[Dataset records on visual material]

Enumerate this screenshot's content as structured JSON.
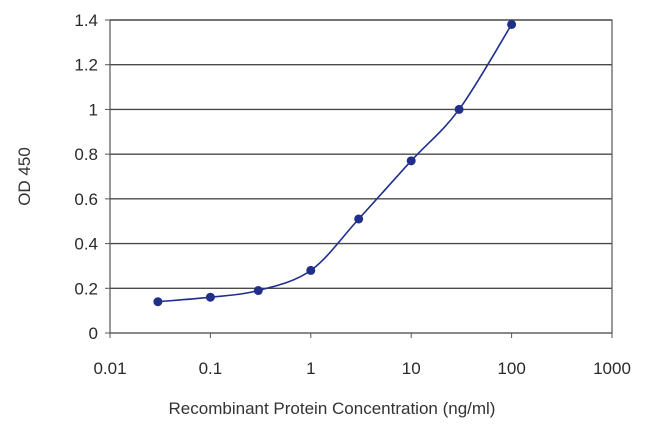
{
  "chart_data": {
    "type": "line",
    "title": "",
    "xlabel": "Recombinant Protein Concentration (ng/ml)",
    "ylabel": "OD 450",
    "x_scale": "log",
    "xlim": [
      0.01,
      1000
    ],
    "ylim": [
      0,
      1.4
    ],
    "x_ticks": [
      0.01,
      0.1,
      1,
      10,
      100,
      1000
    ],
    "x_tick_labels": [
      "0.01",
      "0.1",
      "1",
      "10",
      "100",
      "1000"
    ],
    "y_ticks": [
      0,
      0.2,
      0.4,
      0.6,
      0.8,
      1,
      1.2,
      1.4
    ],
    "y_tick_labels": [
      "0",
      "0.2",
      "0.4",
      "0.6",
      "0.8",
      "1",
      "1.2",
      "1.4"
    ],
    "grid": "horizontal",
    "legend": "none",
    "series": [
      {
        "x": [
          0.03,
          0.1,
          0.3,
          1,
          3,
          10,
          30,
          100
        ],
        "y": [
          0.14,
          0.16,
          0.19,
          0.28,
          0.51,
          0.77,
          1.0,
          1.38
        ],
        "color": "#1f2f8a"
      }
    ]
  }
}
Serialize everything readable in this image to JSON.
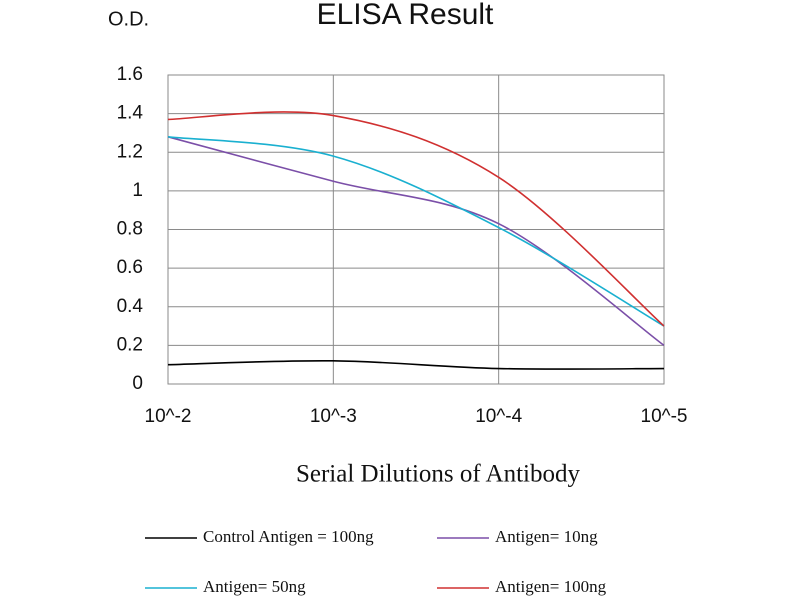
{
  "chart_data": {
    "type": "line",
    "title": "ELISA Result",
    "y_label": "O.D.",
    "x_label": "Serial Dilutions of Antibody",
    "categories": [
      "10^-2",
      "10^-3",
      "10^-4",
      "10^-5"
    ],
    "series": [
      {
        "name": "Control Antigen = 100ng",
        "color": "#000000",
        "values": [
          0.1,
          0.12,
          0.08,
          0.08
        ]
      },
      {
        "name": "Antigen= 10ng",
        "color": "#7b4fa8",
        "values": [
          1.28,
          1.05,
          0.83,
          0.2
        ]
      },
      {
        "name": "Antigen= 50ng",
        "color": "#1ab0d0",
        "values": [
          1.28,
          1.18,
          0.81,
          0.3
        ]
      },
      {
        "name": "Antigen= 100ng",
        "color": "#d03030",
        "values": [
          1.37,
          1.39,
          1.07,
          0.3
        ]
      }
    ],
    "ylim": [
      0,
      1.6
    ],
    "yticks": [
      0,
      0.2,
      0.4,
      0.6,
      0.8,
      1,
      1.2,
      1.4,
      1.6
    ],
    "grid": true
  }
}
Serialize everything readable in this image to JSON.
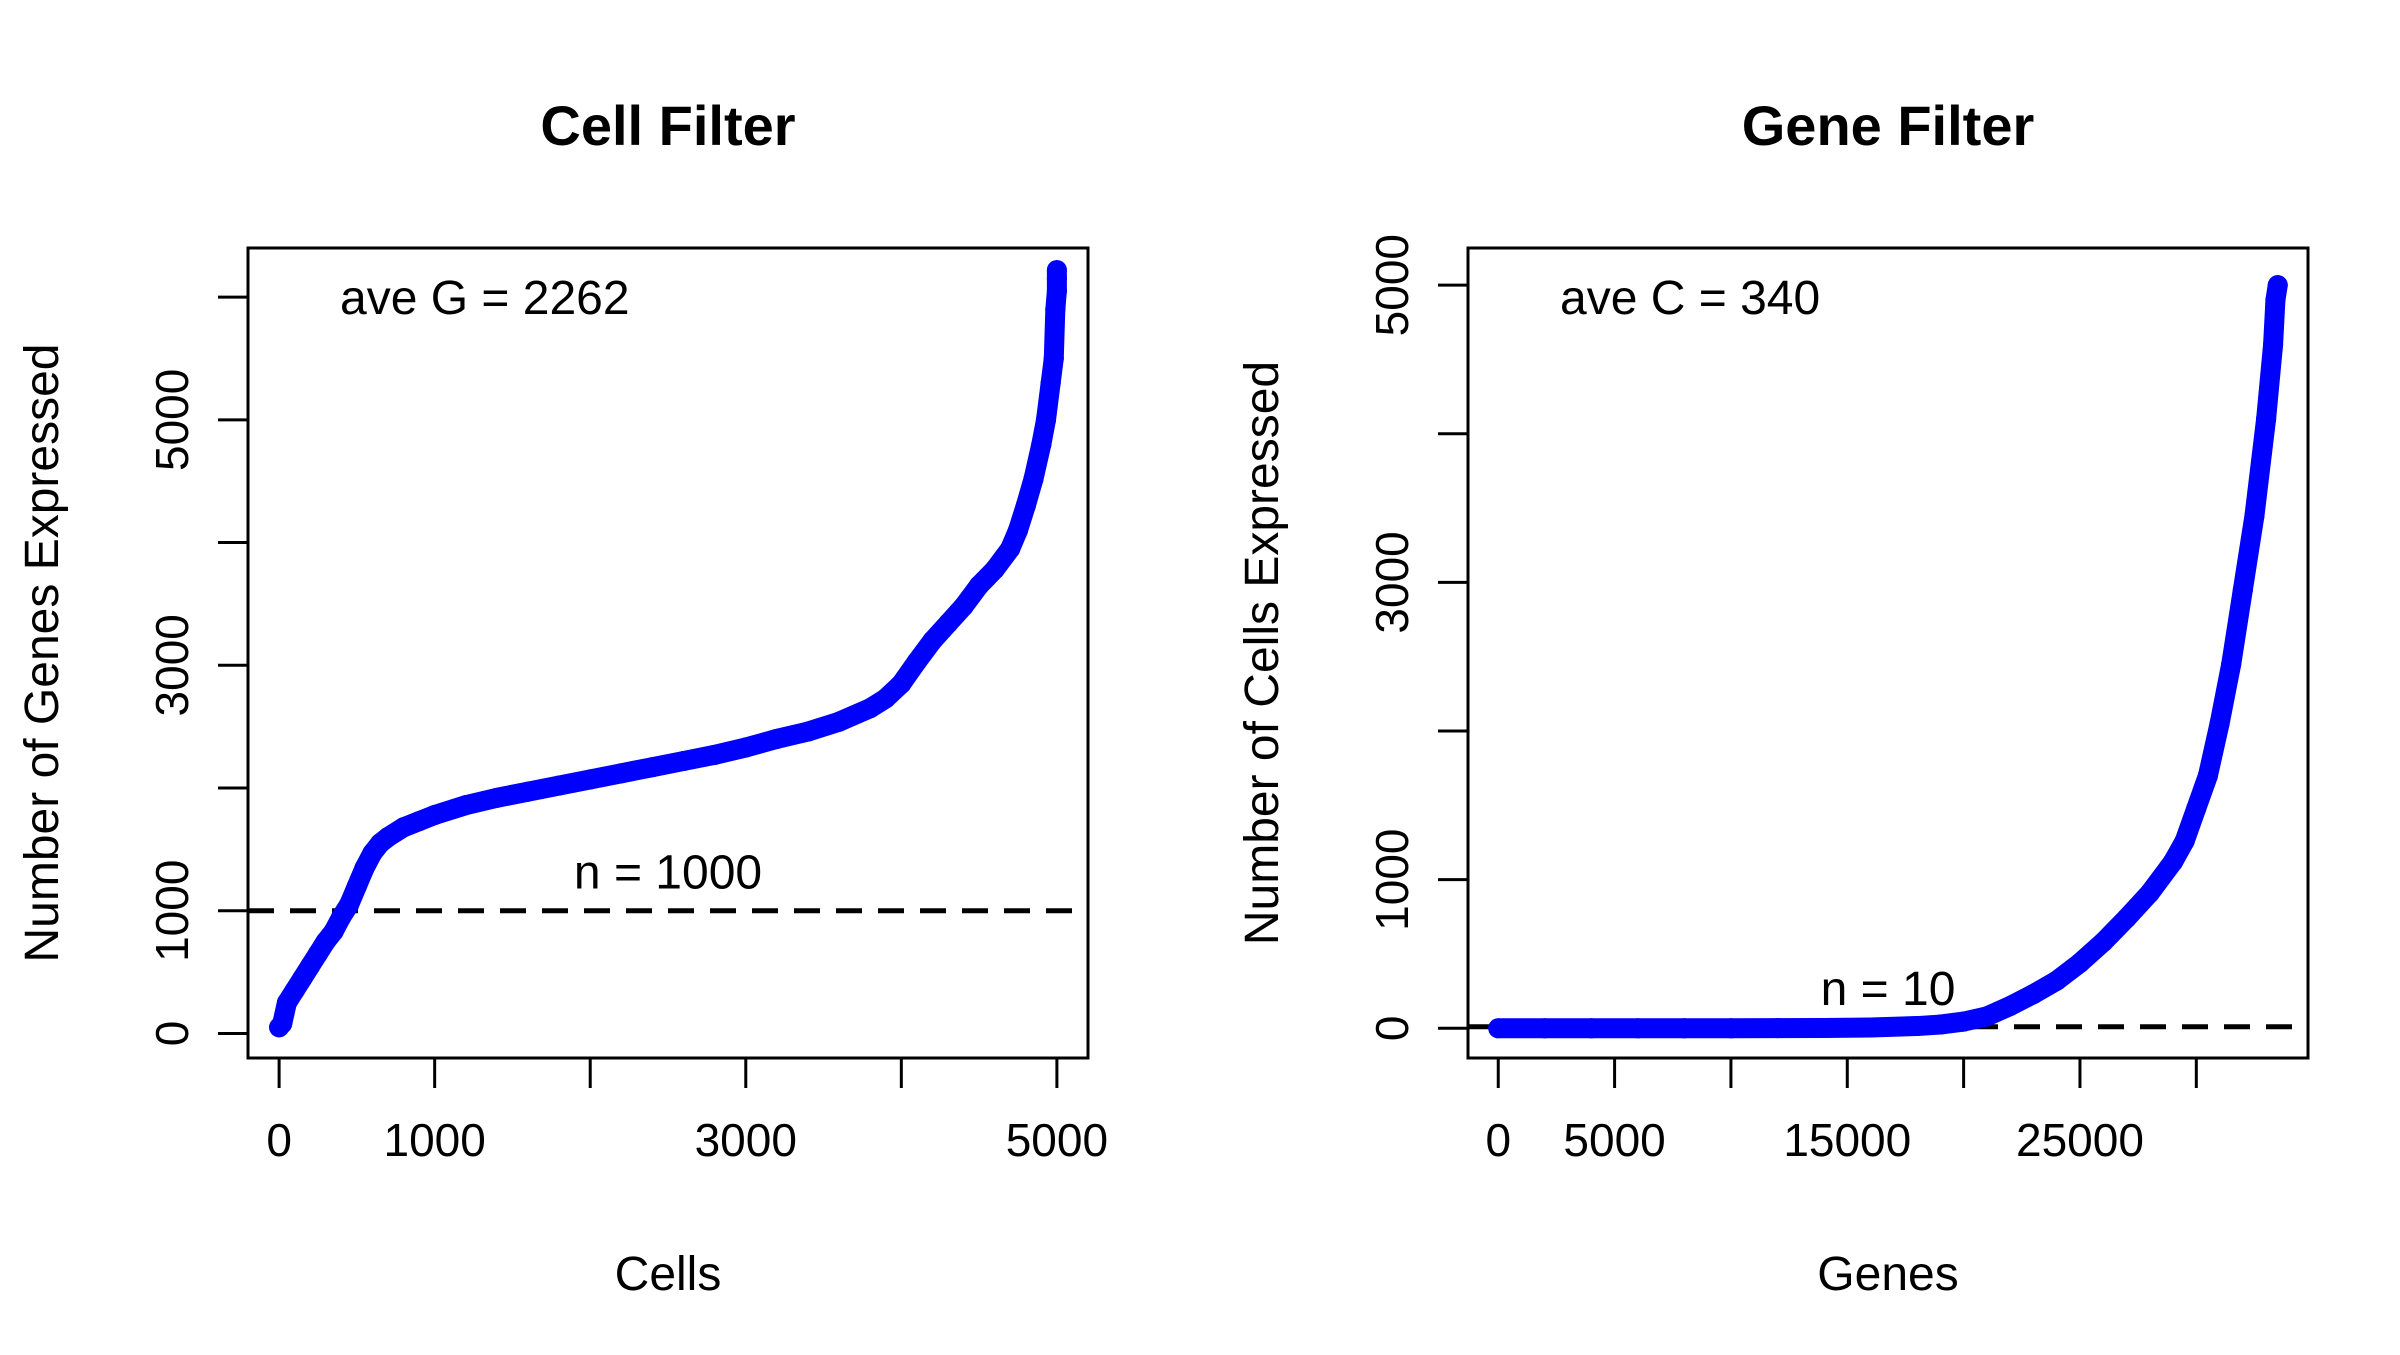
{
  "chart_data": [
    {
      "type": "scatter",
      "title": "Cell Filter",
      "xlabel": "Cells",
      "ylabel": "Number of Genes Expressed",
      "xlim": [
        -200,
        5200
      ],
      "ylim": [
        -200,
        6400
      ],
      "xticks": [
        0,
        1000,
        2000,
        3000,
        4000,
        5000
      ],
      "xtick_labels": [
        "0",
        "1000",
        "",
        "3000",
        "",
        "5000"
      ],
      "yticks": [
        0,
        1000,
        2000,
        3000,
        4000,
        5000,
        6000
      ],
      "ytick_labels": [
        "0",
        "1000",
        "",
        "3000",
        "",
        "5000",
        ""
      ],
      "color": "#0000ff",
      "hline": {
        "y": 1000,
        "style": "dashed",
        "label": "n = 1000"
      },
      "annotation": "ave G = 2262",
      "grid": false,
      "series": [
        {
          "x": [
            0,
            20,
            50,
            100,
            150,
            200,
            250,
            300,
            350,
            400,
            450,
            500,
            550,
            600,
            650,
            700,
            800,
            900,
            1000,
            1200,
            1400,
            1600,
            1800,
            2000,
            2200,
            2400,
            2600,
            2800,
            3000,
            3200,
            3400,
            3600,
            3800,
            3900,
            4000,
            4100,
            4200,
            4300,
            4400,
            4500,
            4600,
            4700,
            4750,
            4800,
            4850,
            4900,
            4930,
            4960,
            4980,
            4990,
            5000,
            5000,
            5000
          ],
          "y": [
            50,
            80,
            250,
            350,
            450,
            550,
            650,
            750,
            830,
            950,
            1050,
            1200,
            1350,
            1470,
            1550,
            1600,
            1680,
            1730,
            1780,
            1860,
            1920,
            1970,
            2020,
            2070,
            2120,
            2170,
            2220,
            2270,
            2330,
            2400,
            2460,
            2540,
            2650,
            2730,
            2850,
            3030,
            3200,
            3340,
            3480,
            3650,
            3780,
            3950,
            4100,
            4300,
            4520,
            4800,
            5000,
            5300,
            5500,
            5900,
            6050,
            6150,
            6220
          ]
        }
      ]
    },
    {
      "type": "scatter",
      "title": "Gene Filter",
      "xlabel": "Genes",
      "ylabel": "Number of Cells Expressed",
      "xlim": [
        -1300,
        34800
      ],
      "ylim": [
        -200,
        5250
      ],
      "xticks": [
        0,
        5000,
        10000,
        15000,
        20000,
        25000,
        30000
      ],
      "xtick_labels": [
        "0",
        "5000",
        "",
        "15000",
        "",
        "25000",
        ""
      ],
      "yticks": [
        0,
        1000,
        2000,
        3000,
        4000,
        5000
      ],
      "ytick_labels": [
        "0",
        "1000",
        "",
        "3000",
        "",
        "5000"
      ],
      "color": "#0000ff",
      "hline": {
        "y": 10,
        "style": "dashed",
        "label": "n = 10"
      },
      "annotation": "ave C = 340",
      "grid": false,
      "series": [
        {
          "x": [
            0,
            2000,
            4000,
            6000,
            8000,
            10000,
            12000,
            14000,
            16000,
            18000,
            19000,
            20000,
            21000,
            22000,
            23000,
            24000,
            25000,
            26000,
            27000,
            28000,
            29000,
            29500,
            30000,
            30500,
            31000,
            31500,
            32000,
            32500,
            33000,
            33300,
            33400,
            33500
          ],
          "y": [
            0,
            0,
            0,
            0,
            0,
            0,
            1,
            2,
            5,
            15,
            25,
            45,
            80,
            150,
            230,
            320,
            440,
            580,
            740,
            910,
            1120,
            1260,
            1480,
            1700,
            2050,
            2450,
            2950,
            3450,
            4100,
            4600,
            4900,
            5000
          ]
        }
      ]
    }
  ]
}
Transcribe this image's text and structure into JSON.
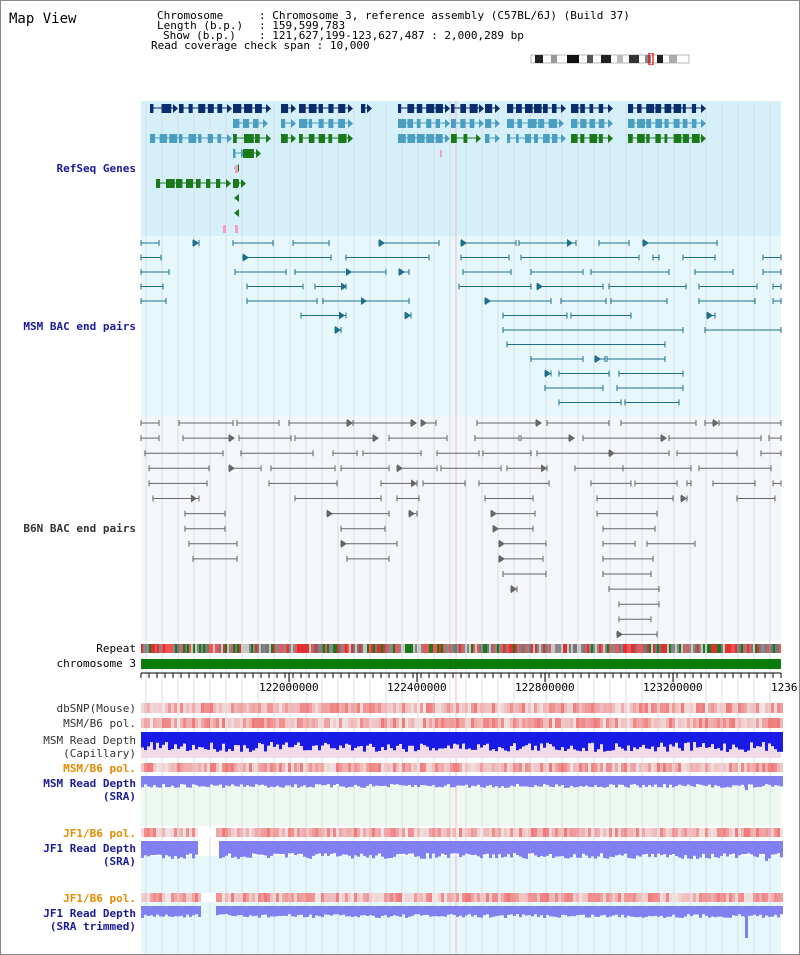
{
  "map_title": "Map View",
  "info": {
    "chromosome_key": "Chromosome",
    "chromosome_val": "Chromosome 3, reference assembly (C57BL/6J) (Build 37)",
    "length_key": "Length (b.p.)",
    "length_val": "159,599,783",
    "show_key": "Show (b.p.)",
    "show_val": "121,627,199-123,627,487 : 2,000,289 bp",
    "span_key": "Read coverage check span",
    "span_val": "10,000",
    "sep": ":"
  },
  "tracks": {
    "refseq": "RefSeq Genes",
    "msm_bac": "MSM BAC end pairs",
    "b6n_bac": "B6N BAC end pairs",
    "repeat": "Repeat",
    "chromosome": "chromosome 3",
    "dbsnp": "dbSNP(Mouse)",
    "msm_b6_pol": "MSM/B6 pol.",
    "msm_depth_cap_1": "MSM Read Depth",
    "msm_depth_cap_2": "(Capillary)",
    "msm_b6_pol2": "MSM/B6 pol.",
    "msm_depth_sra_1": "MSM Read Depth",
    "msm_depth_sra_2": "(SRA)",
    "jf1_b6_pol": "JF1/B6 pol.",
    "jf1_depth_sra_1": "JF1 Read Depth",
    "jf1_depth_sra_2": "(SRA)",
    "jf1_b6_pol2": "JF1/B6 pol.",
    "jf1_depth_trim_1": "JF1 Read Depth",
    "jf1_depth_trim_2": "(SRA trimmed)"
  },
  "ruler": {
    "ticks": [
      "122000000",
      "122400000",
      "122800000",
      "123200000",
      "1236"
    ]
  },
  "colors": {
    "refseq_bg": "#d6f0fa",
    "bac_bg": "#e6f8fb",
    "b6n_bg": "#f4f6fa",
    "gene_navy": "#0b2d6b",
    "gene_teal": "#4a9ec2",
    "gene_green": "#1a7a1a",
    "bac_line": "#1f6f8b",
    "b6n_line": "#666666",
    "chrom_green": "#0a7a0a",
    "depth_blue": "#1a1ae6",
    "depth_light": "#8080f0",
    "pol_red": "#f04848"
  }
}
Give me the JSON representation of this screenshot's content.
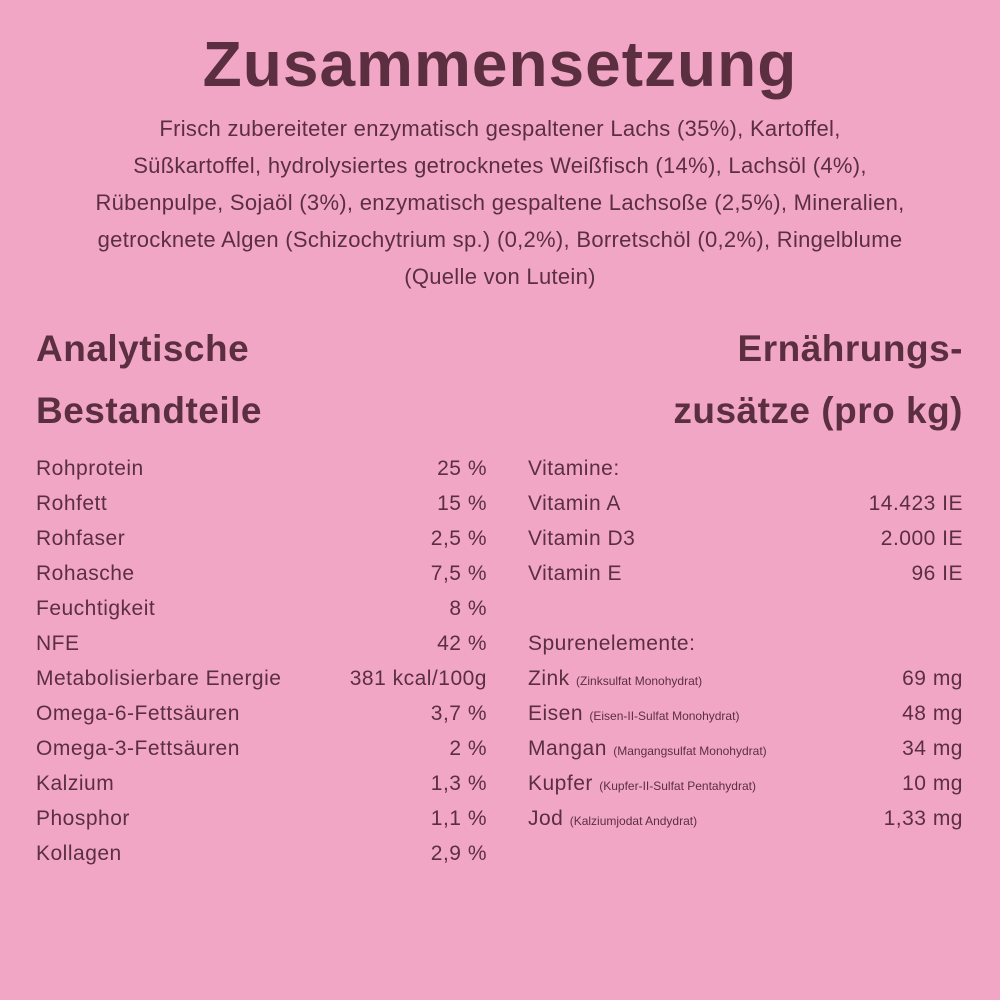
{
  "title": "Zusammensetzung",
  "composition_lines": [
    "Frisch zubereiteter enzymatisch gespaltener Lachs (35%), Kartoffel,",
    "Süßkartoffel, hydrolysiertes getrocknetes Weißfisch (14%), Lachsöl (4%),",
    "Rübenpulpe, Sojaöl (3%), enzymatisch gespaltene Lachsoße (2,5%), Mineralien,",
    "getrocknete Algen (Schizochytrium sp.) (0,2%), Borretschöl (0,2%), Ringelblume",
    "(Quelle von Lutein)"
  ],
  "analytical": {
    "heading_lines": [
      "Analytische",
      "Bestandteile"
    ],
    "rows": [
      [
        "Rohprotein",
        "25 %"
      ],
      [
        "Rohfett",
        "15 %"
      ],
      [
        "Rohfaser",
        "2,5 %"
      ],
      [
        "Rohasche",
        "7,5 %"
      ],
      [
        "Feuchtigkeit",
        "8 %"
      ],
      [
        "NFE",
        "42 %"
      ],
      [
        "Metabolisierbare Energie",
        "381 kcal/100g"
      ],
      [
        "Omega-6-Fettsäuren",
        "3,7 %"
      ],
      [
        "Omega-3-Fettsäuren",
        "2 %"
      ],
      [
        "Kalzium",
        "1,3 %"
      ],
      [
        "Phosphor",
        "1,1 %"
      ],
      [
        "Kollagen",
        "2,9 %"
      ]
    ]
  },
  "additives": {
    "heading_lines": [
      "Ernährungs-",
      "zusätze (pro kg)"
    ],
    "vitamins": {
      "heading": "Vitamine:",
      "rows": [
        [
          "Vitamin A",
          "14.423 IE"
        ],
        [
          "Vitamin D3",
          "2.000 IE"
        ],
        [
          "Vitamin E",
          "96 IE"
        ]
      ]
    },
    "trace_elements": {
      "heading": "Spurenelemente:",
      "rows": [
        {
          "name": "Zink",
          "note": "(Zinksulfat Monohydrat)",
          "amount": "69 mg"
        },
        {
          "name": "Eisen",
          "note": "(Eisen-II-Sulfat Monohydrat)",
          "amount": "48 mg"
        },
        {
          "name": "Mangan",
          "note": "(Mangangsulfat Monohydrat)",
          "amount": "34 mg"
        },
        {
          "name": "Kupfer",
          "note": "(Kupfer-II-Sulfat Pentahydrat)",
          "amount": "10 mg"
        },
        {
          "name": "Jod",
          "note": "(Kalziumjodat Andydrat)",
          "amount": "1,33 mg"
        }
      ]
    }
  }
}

### Work order
Only lines with the word "annotation" go in the answer. Take them all from the entries above.

### Solution for this task
      "annotation": "ave G = 2262",
      "annotation": "ave C = 340",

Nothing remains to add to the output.